# [THE TASK]
Copy everything in the passage about the prize nominees from "Toronto author Marlowe" down to "You are Naked.", putting "book" in place of "novel".

# [GIVEN PASSAGE]
★ ★ ★ ★
Good, a lawyer and author from Pheasant Cree Nation in Saskatchewan, was also a runner-up for the 2020 Writer’s Trust fiction prize for her story that follows five children sent to a remote, church-run residential school and released as teenagers with no skills or support. Halifax writer, filmmaker and artist Ekwuyasi, who was born in Lagos, writes an intergenerational tale about three Nigerian women, which was long-listed for the 2020 Scotiabank Giller Prize.
Joining them is Jael Richardson, the Brampton, Ont.-based executive director of the Festival of Literary Diversity, for Gutter Child, a dystopian tale about a social experiment where a disadvantaged young girl is raised in privilege.
Toronto author Marlowe Granados earned a nomination for Happy Hour, her debut novel set in New York City that captures the exuberance of youth, while Sheung-King of Toronto was nominated for a story about a translator who travels the world with his unnamed lover in You are Eating an Orange. You are Naked.
John Elizabeth Stintzi, a writer and artist born in Bergland, Ont., who lives in Kansas City, Mo., is in the running for Vanishing Monuments, a story about a non-binary photographer who returns home to Winnipeg to see their estranged mother, prompting reflections on the identities and genders they have tried on, kept or discarded.
★ ★ ★ ★
# [PROVIDED DATA]
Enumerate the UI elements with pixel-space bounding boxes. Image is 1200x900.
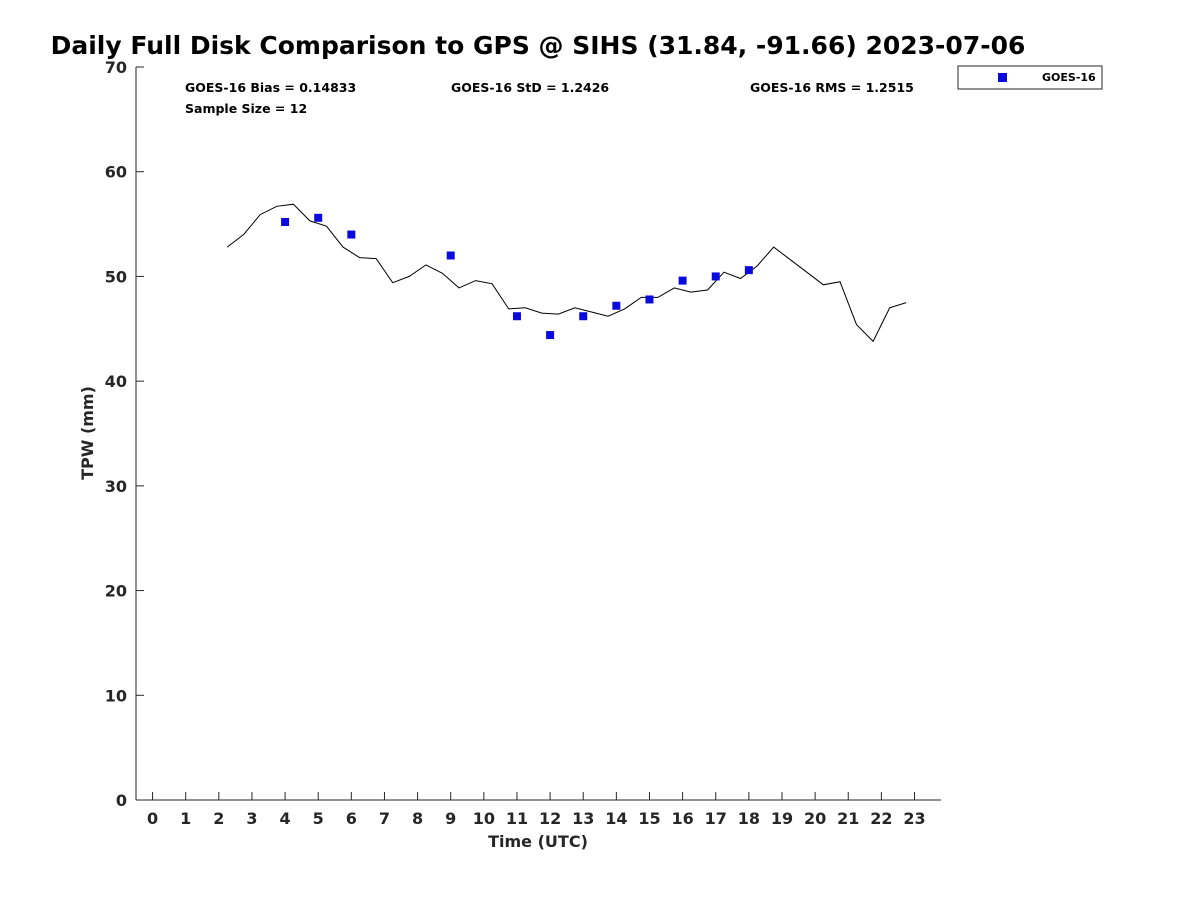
★ ★ ★ ★
# [SOLUTION TO THIS PROBLEM]
Toronto author Marlowe Granados earned a nomination for Happy Hour, her debut book set in New York City that captures the exuberance of youth, while Sheung-King of Toronto was nominated for a story about a translator who travels the world with his unnamed lover in You are Eating an Orange. You are Naked.